**Required task:**
Reproduce the material word for word; the images stay out.
********
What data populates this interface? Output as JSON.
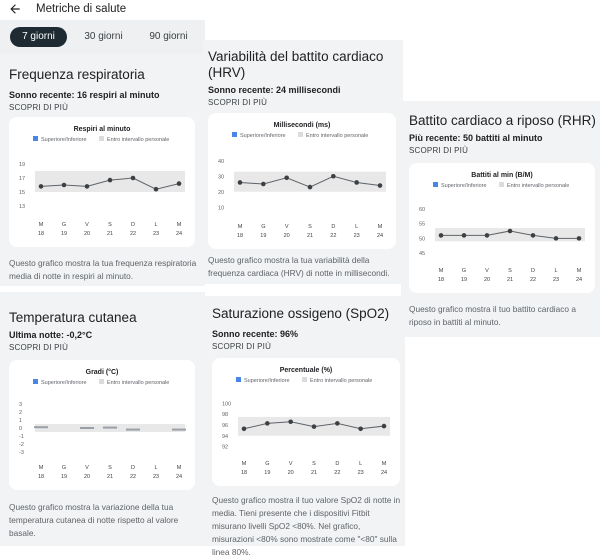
{
  "header": {
    "title": "Metriche di salute"
  },
  "tabs": [
    {
      "label": "7 giorni",
      "active": true
    },
    {
      "label": "30 giorni",
      "active": false
    },
    {
      "label": "90 giorni",
      "active": false
    }
  ],
  "colors": {
    "accent": "#4a86e8",
    "band": "#e8e8e8",
    "line": "#5f6368",
    "tab_active": "#1f2b33"
  },
  "legend": {
    "range": "Superiore/Inferiore",
    "personal": "Entro intervallo personale"
  },
  "days": {
    "letters": [
      "M",
      "G",
      "V",
      "S",
      "D",
      "L",
      "M"
    ],
    "numbers": [
      "18",
      "19",
      "20",
      "21",
      "22",
      "23",
      "24"
    ]
  },
  "respiratory": {
    "title": "Frequenza respiratoria",
    "recent": "Sonno recente: 16 respiri al minuto",
    "more": "SCOPRI DI PIÙ",
    "description": "Questo grafico mostra la tua frequenza respiratoria media di notte in respiri al minuto."
  },
  "hrv": {
    "title": "Variabilità del battito cardiaco (HRV)",
    "recent": "Sonno recente: 24 millisecondi",
    "more": "SCOPRI DI PIÙ",
    "description": "Questo grafico mostra la tua variabilità della frequenza cardiaca (HRV) di notte in millisecondi."
  },
  "rhr": {
    "title": "Battito cardiaco a riposo (RHR)",
    "recent": "Più recente: 50 battiti al minuto",
    "more": "SCOPRI DI PIÙ",
    "description": "Questo grafico mostra il tuo battito cardiaco a riposo in battiti al minuto."
  },
  "skin": {
    "title": "Temperatura cutanea",
    "recent": "Ultima notte: -0,2°C",
    "more": "SCOPRI DI PIÙ",
    "description": "Questo grafico mostra la variazione della tua temperatura cutanea di notte rispetto al valore basale."
  },
  "spo2": {
    "title": "Saturazione ossigeno (SpO2)",
    "recent": "Sonno recente: 96%",
    "more": "SCOPRI DI PIÙ",
    "description": "Questo grafico mostra il tuo valore SpO2 di notte in media. Tieni presente che i dispositivi Fitbit misurano livelli SpO2 <80%. Nel grafico, misurazioni <80% sono mostrate come \"<80\" sulla linea 80%."
  },
  "chart_data": [
    {
      "id": "respiratory",
      "type": "line",
      "title": "Respiri al minuto",
      "categories": [
        "M 18",
        "G 19",
        "V 20",
        "S 21",
        "D 22",
        "L 23",
        "M 24"
      ],
      "values": [
        15.8,
        16.0,
        15.8,
        16.7,
        17.0,
        15.4,
        16.2
      ],
      "yticks": [
        19,
        17,
        15,
        13
      ],
      "ylim": [
        12,
        20
      ],
      "band": [
        15,
        18
      ],
      "legend": [
        "Superiore/Inferiore",
        "Entro intervallo personale"
      ]
    },
    {
      "id": "hrv",
      "type": "line",
      "title": "Millisecondi (ms)",
      "categories": [
        "M 18",
        "G 19",
        "V 20",
        "S 21",
        "D 22",
        "L 23",
        "M 24"
      ],
      "values": [
        26,
        25,
        29,
        23,
        30,
        26,
        24
      ],
      "yticks": [
        40,
        30,
        20,
        10
      ],
      "ylim": [
        5,
        45
      ],
      "band": [
        20,
        33
      ],
      "legend": [
        "Superiore/Inferiore",
        "Entro intervallo personale"
      ]
    },
    {
      "id": "rhr",
      "type": "line",
      "title": "Battiti al min (B/M)",
      "categories": [
        "M 18",
        "G 19",
        "V 20",
        "S 21",
        "D 22",
        "L 23",
        "M 24"
      ],
      "values": [
        51,
        51,
        51,
        52.5,
        51,
        50,
        50
      ],
      "yticks": [
        60,
        55,
        50,
        45
      ],
      "ylim": [
        43,
        62
      ],
      "band": [
        49,
        53.5
      ],
      "legend": [
        "Superiore/Inferiore",
        "Entro intervallo personale"
      ]
    },
    {
      "id": "skin",
      "type": "bar",
      "title": "Gradi (°C)",
      "categories": [
        "M 18",
        "G 19",
        "V 20",
        "S 21",
        "D 22",
        "L 23",
        "M 24"
      ],
      "values": [
        0.1,
        null,
        0.0,
        0.05,
        -0.2,
        null,
        -0.2
      ],
      "yticks": [
        3,
        2,
        1,
        0,
        -1,
        -2,
        -3
      ],
      "ylim": [
        -3.5,
        3.5
      ],
      "band": [
        -0.5,
        0.5
      ],
      "legend": [
        "Superiore/Inferiore",
        "Entro intervallo personale"
      ]
    },
    {
      "id": "spo2",
      "type": "line",
      "title": "Percentuale (%)",
      "categories": [
        "M 18",
        "G 19",
        "V 20",
        "S 21",
        "D 22",
        "L 23",
        "M 24"
      ],
      "values": [
        95.3,
        96.3,
        96.6,
        95.7,
        96.3,
        95.3,
        95.8
      ],
      "yticks": [
        100,
        98,
        96,
        94,
        92
      ],
      "ylim": [
        91,
        101
      ],
      "band": [
        94,
        97.5
      ],
      "legend": [
        "Superiore/Inferiore",
        "Entro intervallo personale"
      ]
    }
  ]
}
********
**Task response:**
What data populates this interface? Output as JSON.
{
  "header": {
    "title": "Metriche di salute"
  },
  "tabs": [
    {
      "label": "7 giorni",
      "active": true
    },
    {
      "label": "30 giorni",
      "active": false
    },
    {
      "label": "90 giorni",
      "active": false
    }
  ],
  "colors": {
    "accent": "#4a86e8",
    "band": "#e8e8e8",
    "line": "#5f6368",
    "tab_active": "#1f2b33"
  },
  "legend": {
    "range": "Superiore/Inferiore",
    "personal": "Entro intervallo personale"
  },
  "days": {
    "letters": [
      "M",
      "G",
      "V",
      "S",
      "D",
      "L",
      "M"
    ],
    "numbers": [
      "18",
      "19",
      "20",
      "21",
      "22",
      "23",
      "24"
    ]
  },
  "respiratory": {
    "title": "Frequenza respiratoria",
    "recent": "Sonno recente: 16 respiri al minuto",
    "more": "SCOPRI DI PIÙ",
    "description": "Questo grafico mostra la tua frequenza respiratoria media di notte in respiri al minuto."
  },
  "hrv": {
    "title": "Variabilità del battito cardiaco (HRV)",
    "recent": "Sonno recente: 24 millisecondi",
    "more": "SCOPRI DI PIÙ",
    "description": "Questo grafico mostra la tua variabilità della frequenza cardiaca (HRV) di notte in millisecondi."
  },
  "rhr": {
    "title": "Battito cardiaco a riposo (RHR)",
    "recent": "Più recente: 50 battiti al minuto",
    "more": "SCOPRI DI PIÙ",
    "description": "Questo grafico mostra il tuo battito cardiaco a riposo in battiti al minuto."
  },
  "skin": {
    "title": "Temperatura cutanea",
    "recent": "Ultima notte: -0,2°C",
    "more": "SCOPRI DI PIÙ",
    "description": "Questo grafico mostra la variazione della tua temperatura cutanea di notte rispetto al valore basale."
  },
  "spo2": {
    "title": "Saturazione ossigeno (SpO2)",
    "recent": "Sonno recente: 96%",
    "more": "SCOPRI DI PIÙ",
    "description": "Questo grafico mostra il tuo valore SpO2 di notte in media. Tieni presente che i dispositivi Fitbit misurano livelli SpO2 <80%. Nel grafico, misurazioni <80% sono mostrate come \"<80\" sulla linea 80%."
  },
  "chart_data": [
    {
      "id": "respiratory",
      "type": "line",
      "title": "Respiri al minuto",
      "categories": [
        "M 18",
        "G 19",
        "V 20",
        "S 21",
        "D 22",
        "L 23",
        "M 24"
      ],
      "values": [
        15.8,
        16.0,
        15.8,
        16.7,
        17.0,
        15.4,
        16.2
      ],
      "yticks": [
        19,
        17,
        15,
        13
      ],
      "ylim": [
        12,
        20
      ],
      "band": [
        15,
        18
      ],
      "legend": [
        "Superiore/Inferiore",
        "Entro intervallo personale"
      ]
    },
    {
      "id": "hrv",
      "type": "line",
      "title": "Millisecondi (ms)",
      "categories": [
        "M 18",
        "G 19",
        "V 20",
        "S 21",
        "D 22",
        "L 23",
        "M 24"
      ],
      "values": [
        26,
        25,
        29,
        23,
        30,
        26,
        24
      ],
      "yticks": [
        40,
        30,
        20,
        10
      ],
      "ylim": [
        5,
        45
      ],
      "band": [
        20,
        33
      ],
      "legend": [
        "Superiore/Inferiore",
        "Entro intervallo personale"
      ]
    },
    {
      "id": "rhr",
      "type": "line",
      "title": "Battiti al min (B/M)",
      "categories": [
        "M 18",
        "G 19",
        "V 20",
        "S 21",
        "D 22",
        "L 23",
        "M 24"
      ],
      "values": [
        51,
        51,
        51,
        52.5,
        51,
        50,
        50
      ],
      "yticks": [
        60,
        55,
        50,
        45
      ],
      "ylim": [
        43,
        62
      ],
      "band": [
        49,
        53.5
      ],
      "legend": [
        "Superiore/Inferiore",
        "Entro intervallo personale"
      ]
    },
    {
      "id": "skin",
      "type": "bar",
      "title": "Gradi (°C)",
      "categories": [
        "M 18",
        "G 19",
        "V 20",
        "S 21",
        "D 22",
        "L 23",
        "M 24"
      ],
      "values": [
        0.1,
        null,
        0.0,
        0.05,
        -0.2,
        null,
        -0.2
      ],
      "yticks": [
        3,
        2,
        1,
        0,
        -1,
        -2,
        -3
      ],
      "ylim": [
        -3.5,
        3.5
      ],
      "band": [
        -0.5,
        0.5
      ],
      "legend": [
        "Superiore/Inferiore",
        "Entro intervallo personale"
      ]
    },
    {
      "id": "spo2",
      "type": "line",
      "title": "Percentuale (%)",
      "categories": [
        "M 18",
        "G 19",
        "V 20",
        "S 21",
        "D 22",
        "L 23",
        "M 24"
      ],
      "values": [
        95.3,
        96.3,
        96.6,
        95.7,
        96.3,
        95.3,
        95.8
      ],
      "yticks": [
        100,
        98,
        96,
        94,
        92
      ],
      "ylim": [
        91,
        101
      ],
      "band": [
        94,
        97.5
      ],
      "legend": [
        "Superiore/Inferiore",
        "Entro intervallo personale"
      ]
    }
  ]
}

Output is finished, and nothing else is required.